• **WHAT YOU WILL DO**
Find the lines that contain the word "Synky" and copy each one.

• **MATERIALS PROVIDED**
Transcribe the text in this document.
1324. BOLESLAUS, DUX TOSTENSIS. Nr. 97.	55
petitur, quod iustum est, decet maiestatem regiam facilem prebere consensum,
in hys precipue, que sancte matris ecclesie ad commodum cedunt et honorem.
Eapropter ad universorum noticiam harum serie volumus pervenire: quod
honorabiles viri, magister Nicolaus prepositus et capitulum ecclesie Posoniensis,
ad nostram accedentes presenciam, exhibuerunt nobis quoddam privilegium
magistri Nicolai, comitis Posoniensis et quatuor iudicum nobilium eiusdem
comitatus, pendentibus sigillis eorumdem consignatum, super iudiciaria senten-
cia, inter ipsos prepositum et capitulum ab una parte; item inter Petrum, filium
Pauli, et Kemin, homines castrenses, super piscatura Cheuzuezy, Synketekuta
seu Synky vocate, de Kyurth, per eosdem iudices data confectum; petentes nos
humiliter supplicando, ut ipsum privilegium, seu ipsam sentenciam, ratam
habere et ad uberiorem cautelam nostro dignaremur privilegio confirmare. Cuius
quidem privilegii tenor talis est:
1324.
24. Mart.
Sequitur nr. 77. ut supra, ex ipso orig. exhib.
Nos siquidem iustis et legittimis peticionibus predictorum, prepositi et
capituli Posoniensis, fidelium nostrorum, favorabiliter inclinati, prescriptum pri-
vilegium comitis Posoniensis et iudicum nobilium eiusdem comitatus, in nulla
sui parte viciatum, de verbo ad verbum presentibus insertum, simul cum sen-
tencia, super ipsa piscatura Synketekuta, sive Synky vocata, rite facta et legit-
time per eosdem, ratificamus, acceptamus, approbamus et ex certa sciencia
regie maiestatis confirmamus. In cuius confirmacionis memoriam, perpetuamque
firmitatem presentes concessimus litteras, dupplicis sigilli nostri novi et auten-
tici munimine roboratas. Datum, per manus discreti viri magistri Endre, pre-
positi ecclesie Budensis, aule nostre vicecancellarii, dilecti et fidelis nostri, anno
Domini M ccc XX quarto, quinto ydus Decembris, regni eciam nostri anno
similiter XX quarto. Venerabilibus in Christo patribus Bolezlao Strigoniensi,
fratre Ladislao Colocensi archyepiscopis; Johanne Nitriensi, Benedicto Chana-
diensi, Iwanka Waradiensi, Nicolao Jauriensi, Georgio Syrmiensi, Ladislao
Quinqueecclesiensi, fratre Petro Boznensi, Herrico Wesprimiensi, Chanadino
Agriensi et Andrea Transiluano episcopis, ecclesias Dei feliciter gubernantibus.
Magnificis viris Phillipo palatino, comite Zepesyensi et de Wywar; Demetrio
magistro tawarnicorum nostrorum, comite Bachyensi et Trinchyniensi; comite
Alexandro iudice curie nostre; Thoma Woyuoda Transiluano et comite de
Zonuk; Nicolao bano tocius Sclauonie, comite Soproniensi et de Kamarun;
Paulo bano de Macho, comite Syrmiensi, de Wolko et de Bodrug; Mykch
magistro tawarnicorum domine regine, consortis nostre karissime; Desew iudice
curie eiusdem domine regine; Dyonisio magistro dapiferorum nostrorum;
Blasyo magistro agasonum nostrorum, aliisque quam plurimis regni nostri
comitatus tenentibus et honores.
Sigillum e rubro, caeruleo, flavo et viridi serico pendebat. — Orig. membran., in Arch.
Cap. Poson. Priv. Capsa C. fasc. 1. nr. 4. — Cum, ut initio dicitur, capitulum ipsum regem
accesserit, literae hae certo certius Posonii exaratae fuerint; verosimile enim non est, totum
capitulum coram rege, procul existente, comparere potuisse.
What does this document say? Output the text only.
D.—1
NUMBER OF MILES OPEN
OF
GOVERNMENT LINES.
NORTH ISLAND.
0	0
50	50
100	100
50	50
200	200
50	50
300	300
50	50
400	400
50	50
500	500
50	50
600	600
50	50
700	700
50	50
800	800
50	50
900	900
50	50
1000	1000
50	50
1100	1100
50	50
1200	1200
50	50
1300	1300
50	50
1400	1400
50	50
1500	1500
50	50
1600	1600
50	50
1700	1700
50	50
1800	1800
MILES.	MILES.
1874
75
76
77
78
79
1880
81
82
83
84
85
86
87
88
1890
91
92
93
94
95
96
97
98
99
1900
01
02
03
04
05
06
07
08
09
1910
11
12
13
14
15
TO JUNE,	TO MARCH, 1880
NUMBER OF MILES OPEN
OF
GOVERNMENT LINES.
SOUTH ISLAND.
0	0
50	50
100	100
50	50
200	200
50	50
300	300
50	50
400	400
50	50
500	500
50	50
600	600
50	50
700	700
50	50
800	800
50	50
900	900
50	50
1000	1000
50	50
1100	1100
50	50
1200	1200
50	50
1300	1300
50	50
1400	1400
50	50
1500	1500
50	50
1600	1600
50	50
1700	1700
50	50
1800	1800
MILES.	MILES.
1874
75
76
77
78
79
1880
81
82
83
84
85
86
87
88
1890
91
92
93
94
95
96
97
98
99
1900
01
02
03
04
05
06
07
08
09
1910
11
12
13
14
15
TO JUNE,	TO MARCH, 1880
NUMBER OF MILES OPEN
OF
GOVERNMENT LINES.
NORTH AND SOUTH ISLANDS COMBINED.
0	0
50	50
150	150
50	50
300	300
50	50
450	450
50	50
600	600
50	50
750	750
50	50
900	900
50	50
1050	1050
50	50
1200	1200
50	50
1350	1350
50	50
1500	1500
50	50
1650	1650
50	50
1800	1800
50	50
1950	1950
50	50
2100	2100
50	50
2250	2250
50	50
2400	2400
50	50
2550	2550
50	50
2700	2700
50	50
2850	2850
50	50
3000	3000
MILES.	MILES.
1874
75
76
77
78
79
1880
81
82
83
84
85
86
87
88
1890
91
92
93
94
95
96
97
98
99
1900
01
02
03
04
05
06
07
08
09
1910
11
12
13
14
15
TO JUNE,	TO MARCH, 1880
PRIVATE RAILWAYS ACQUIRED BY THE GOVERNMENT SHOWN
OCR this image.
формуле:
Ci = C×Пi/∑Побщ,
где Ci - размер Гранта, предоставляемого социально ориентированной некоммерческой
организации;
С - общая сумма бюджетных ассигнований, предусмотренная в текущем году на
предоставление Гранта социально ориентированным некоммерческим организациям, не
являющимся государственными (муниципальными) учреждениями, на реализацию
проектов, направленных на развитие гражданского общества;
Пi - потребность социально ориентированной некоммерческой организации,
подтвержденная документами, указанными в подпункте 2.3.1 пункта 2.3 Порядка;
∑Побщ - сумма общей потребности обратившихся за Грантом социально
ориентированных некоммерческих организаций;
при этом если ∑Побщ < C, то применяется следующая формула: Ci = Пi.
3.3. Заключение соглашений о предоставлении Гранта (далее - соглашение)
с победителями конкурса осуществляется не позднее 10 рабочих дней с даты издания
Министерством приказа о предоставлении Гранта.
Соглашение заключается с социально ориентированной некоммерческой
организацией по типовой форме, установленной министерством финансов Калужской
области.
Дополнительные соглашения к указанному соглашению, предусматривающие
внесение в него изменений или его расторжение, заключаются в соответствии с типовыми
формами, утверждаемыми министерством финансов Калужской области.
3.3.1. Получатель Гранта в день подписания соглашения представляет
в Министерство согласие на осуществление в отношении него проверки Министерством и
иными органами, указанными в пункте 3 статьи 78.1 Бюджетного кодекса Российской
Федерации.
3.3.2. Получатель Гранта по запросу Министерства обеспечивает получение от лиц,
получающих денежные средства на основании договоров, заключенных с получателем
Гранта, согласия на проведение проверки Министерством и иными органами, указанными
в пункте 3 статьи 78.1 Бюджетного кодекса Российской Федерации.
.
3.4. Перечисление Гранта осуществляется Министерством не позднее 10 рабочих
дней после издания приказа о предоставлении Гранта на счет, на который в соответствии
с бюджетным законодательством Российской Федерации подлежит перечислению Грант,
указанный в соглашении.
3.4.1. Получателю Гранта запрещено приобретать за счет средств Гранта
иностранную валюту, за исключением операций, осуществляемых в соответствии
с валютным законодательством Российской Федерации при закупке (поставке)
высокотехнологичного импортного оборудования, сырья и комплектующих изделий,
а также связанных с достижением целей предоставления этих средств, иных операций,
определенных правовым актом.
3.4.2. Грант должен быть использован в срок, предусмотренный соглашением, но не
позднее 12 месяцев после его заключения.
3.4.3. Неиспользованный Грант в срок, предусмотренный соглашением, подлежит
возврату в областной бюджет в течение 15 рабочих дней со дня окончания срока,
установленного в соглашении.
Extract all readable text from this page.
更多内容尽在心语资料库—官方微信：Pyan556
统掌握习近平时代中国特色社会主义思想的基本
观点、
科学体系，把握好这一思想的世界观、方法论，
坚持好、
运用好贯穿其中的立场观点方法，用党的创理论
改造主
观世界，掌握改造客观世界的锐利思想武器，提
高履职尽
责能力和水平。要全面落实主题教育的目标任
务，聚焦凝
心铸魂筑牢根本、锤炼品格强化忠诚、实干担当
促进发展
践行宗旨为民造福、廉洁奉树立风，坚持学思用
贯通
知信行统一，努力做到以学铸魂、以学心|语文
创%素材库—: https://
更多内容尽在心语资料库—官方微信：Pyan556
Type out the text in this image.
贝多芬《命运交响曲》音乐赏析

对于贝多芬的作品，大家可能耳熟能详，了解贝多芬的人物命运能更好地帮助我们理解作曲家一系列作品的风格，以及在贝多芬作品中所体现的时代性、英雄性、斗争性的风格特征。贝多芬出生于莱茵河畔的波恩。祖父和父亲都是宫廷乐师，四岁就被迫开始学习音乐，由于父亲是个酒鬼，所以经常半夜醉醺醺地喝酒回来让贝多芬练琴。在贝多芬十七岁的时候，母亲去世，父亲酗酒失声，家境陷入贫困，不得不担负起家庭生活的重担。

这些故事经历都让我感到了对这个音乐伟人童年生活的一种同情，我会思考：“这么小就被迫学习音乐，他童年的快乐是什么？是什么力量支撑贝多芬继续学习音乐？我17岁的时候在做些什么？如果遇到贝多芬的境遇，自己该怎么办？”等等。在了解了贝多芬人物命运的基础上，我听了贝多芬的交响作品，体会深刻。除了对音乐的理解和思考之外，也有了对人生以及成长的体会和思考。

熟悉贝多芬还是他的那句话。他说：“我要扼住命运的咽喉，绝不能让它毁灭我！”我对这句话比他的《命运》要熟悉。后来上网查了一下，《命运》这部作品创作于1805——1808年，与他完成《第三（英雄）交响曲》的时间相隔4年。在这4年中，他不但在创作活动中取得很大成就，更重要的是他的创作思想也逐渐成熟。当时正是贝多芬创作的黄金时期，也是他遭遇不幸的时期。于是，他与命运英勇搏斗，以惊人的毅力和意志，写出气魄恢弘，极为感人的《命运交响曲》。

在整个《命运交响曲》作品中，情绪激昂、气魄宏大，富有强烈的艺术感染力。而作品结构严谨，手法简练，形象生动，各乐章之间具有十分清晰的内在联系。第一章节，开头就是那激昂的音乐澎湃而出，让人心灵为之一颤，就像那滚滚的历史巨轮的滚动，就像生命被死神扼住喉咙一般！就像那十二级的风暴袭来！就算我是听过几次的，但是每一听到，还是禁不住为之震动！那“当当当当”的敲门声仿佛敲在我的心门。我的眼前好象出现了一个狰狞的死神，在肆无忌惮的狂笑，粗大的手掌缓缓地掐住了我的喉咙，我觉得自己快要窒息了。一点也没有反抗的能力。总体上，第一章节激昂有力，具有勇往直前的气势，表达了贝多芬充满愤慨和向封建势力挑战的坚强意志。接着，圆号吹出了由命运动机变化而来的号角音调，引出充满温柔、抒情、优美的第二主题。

• **EXERCISE OUTPUT**
seu Synky vocate, de Kyurth, per eosdem iudices data confectum; petentes nos
tencia, super ipsa piscatura Synketekuta, sive Synky vocata, rite facta et legit-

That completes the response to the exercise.